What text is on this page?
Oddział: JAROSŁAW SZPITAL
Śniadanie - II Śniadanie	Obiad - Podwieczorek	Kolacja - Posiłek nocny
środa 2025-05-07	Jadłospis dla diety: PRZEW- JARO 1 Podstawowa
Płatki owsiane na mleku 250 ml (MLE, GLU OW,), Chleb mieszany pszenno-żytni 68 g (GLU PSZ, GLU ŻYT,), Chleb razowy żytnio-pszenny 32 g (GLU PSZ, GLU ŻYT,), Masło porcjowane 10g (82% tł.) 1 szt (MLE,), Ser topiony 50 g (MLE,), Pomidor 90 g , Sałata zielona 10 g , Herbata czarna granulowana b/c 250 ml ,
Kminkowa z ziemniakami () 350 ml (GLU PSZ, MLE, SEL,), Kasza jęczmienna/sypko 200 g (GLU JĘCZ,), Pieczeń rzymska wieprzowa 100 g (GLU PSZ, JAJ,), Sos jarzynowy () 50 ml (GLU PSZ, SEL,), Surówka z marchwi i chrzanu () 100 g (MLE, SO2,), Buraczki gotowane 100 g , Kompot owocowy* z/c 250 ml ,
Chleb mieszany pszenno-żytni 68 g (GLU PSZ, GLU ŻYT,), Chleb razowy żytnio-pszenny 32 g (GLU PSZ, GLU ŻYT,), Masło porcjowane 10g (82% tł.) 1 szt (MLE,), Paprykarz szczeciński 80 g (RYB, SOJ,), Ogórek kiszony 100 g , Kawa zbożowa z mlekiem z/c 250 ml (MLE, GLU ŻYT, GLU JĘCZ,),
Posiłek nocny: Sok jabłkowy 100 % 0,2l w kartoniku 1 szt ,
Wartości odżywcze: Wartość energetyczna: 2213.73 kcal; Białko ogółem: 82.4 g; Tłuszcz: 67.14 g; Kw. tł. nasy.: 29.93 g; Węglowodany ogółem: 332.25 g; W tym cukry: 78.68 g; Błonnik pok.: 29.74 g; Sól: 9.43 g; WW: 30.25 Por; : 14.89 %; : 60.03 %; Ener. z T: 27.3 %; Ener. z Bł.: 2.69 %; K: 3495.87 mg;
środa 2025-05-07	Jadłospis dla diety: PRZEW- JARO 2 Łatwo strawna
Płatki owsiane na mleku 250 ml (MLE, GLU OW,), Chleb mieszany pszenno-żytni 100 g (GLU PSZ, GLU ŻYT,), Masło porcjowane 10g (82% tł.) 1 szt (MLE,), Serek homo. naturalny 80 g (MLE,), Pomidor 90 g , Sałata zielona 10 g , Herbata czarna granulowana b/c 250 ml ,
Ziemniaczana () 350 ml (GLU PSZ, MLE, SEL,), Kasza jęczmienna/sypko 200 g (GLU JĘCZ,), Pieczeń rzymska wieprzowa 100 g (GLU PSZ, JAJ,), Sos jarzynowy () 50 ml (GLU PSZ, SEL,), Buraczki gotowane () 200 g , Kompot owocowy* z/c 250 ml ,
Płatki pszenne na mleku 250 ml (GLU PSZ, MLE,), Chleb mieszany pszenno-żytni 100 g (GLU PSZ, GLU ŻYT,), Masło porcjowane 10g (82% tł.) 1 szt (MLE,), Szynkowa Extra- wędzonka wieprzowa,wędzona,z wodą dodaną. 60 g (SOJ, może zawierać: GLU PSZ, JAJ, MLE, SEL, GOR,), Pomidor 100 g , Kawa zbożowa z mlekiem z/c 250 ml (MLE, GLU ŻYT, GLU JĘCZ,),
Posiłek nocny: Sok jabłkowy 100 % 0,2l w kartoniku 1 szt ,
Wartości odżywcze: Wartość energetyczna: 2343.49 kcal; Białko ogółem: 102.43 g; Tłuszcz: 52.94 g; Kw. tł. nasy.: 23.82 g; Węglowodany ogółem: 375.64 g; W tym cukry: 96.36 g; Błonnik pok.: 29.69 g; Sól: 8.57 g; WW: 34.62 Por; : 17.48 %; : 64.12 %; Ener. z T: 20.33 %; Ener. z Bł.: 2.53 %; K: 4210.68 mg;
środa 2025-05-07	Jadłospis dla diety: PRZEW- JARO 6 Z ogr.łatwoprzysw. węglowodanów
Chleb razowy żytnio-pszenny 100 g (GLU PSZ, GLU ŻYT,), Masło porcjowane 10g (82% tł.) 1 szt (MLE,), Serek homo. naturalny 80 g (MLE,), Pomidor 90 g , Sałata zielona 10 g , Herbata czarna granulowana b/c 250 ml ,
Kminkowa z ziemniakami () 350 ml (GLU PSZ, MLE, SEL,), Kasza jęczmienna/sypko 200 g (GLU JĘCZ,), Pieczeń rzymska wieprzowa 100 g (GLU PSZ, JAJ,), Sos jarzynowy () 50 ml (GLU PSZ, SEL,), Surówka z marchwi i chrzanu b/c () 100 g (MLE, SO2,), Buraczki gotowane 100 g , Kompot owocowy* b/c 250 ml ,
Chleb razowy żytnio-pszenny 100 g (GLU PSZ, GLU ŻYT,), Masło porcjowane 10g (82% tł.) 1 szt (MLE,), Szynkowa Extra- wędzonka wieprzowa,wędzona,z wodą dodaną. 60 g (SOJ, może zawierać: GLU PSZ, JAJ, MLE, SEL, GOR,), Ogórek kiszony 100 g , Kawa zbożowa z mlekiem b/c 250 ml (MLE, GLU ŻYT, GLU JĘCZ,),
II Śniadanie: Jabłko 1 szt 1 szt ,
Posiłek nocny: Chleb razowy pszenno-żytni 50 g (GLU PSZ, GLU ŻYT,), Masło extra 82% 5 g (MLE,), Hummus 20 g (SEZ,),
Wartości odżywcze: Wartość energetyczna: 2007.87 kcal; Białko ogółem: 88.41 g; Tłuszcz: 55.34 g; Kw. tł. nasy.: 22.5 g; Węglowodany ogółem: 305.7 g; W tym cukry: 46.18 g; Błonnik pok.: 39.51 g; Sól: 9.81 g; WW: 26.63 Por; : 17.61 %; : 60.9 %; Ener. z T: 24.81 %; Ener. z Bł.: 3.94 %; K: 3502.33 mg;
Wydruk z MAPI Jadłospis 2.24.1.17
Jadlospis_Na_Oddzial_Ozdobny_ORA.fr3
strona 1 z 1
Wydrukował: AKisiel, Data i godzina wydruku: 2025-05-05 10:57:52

• [Task to complete] Output the entries exactly.

• [Final answer]
What text is on this page?
Oddział: JAROSŁAW SZPITAL
Śniadanie - II Śniadanie	Obiad - Podwieczorek	Kolacja - Posiłek nocny
środa 2025-05-07	Jadłospis dla diety: PRZEW- JARO 1 Podstawowa
Płatki owsiane na mleku 250 ml (MLE, GLU OW,), Chleb mieszany pszenno-żytni 68 g (GLU PSZ, GLU ŻYT,), Chleb razowy żytnio-pszenny 32 g (GLU PSZ, GLU ŻYT,), Masło porcjowane 10g (82% tł.) 1 szt (MLE,), Ser topiony 50 g (MLE,), Pomidor 90 g , Sałata zielona 10 g , Herbata czarna granulowana b/c 250 ml ,
Kminkowa z ziemniakami () 350 ml (GLU PSZ, MLE, SEL,), Kasza jęczmienna/sypko 200 g (GLU JĘCZ,), Pieczeń rzymska wieprzowa 100 g (GLU PSZ, JAJ,), Sos jarzynowy () 50 ml (GLU PSZ, SEL,), Surówka z marchwi i chrzanu () 100 g (MLE, SO2,), Buraczki gotowane 100 g , Kompot owocowy* z/c 250 ml ,
Chleb mieszany pszenno-żytni 68 g (GLU PSZ, GLU ŻYT,), Chleb razowy żytnio-pszenny 32 g (GLU PSZ, GLU ŻYT,), Masło porcjowane 10g (82% tł.) 1 szt (MLE,), Paprykarz szczeciński 80 g (RYB, SOJ,), Ogórek kiszony 100 g , Kawa zbożowa z mlekiem z/c 250 ml (MLE, GLU ŻYT, GLU JĘCZ,),
Posiłek nocny: Sok jabłkowy 100 % 0,2l w kartoniku 1 szt ,
Wartości odżywcze: Wartość energetyczna: 2213.73 kcal; Białko ogółem: 82.4 g; Tłuszcz: 67.14 g; Kw. tł. nasy.: 29.93 g; Węglowodany ogółem: 332.25 g; W tym cukry: 78.68 g; Błonnik pok.: 29.74 g; Sól: 9.43 g; WW: 30.25 Por; : 14.89 %; : 60.03 %; Ener. z T: 27.3 %; Ener. z Bł.: 2.69 %; K: 3495.87 mg;
środa 2025-05-07	Jadłospis dla diety: PRZEW- JARO 2 Łatwo strawna
Płatki owsiane na mleku 250 ml (MLE, GLU OW,), Chleb mieszany pszenno-żytni 100 g (GLU PSZ, GLU ŻYT,), Masło porcjowane 10g (82% tł.) 1 szt (MLE,), Serek homo. naturalny 80 g (MLE,), Pomidor 90 g , Sałata zielona 10 g , Herbata czarna granulowana b/c 250 ml ,
Ziemniaczana () 350 ml (GLU PSZ, MLE, SEL,), Kasza jęczmienna/sypko 200 g (GLU JĘCZ,), Pieczeń rzymska wieprzowa 100 g (GLU PSZ, JAJ,), Sos jarzynowy () 50 ml (GLU PSZ, SEL,), Buraczki gotowane () 200 g , Kompot owocowy* z/c 250 ml ,
Płatki pszenne na mleku 250 ml (GLU PSZ, MLE,), Chleb mieszany pszenno-żytni 100 g (GLU PSZ, GLU ŻYT,), Masło porcjowane 10g (82% tł.) 1 szt (MLE,), Szynkowa Extra- wędzonka wieprzowa,wędzona,z wodą dodaną. 60 g (SOJ, może zawierać: GLU PSZ, JAJ, MLE, SEL, GOR,), Pomidor 100 g , Kawa zbożowa z mlekiem z/c 250 ml (MLE, GLU ŻYT, GLU JĘCZ,),
Posiłek nocny: Sok jabłkowy 100 % 0,2l w kartoniku 1 szt ,
Wartości odżywcze: Wartość energetyczna: 2343.49 kcal; Białko ogółem: 102.43 g; Tłuszcz: 52.94 g; Kw. tł. nasy.: 23.82 g; Węglowodany ogółem: 375.64 g; W tym cukry: 96.36 g; Błonnik pok.: 29.69 g; Sól: 8.57 g; WW: 34.62 Por; : 17.48 %; : 64.12 %; Ener. z T: 20.33 %; Ener. z Bł.: 2.53 %; K: 4210.68 mg;
środa 2025-05-07	Jadłospis dla diety: PRZEW- JARO 6 Z ogr.łatwoprzysw. węglowodanów
Chleb razowy żytnio-pszenny 100 g (GLU PSZ, GLU ŻYT,), Masło porcjowane 10g (82% tł.) 1 szt (MLE,), Serek homo. naturalny 80 g (MLE,), Pomidor 90 g , Sałata zielona 10 g , Herbata czarna granulowana b/c 250 ml ,
Kminkowa z ziemniakami () 350 ml (GLU PSZ, MLE, SEL,), Kasza jęczmienna/sypko 200 g (GLU JĘCZ,), Pieczeń rzymska wieprzowa 100 g (GLU PSZ, JAJ,), Sos jarzynowy () 50 ml (GLU PSZ, SEL,), Surówka z marchwi i chrzanu b/c () 100 g (MLE, SO2,), Buraczki gotowane 100 g , Kompot owocowy* b/c 250 ml ,
Chleb razowy żytnio-pszenny 100 g (GLU PSZ, GLU ŻYT,), Masło porcjowane 10g (82% tł.) 1 szt (MLE,), Szynkowa Extra- wędzonka wieprzowa,wędzona,z wodą dodaną. 60 g (SOJ, może zawierać: GLU PSZ, JAJ, MLE, SEL, GOR,), Ogórek kiszony 100 g , Kawa zbożowa z mlekiem b/c 250 ml (MLE, GLU ŻYT, GLU JĘCZ,),
II Śniadanie: Jabłko 1 szt 1 szt ,
Posiłek nocny: Chleb razowy pszenno-żytni 50 g (GLU PSZ, GLU ŻYT,), Masło extra 82% 5 g (MLE,), Hummus 20 g (SEZ,),
Wartości odżywcze: Wartość energetyczna: 2007.87 kcal; Białko ogółem: 88.41 g; Tłuszcz: 55.34 g; Kw. tł. nasy.: 22.5 g; Węglowodany ogółem: 305.7 g; W tym cukry: 46.18 g; Błonnik pok.: 39.51 g; Sól: 9.81 g; WW: 26.63 Por; : 17.61 %; : 60.9 %; Ener. z T: 24.81 %; Ener. z Bł.: 3.94 %; K: 3502.33 mg;
Wydruk z MAPI Jadłospis 2.24.1.17
Jadlospis_Na_Oddzial_Ozdobny_ORA.fr3
strona 1 z 1
Wydrukował: AKisiel, Data i godzina wydruku: 2025-05-05 10:57:52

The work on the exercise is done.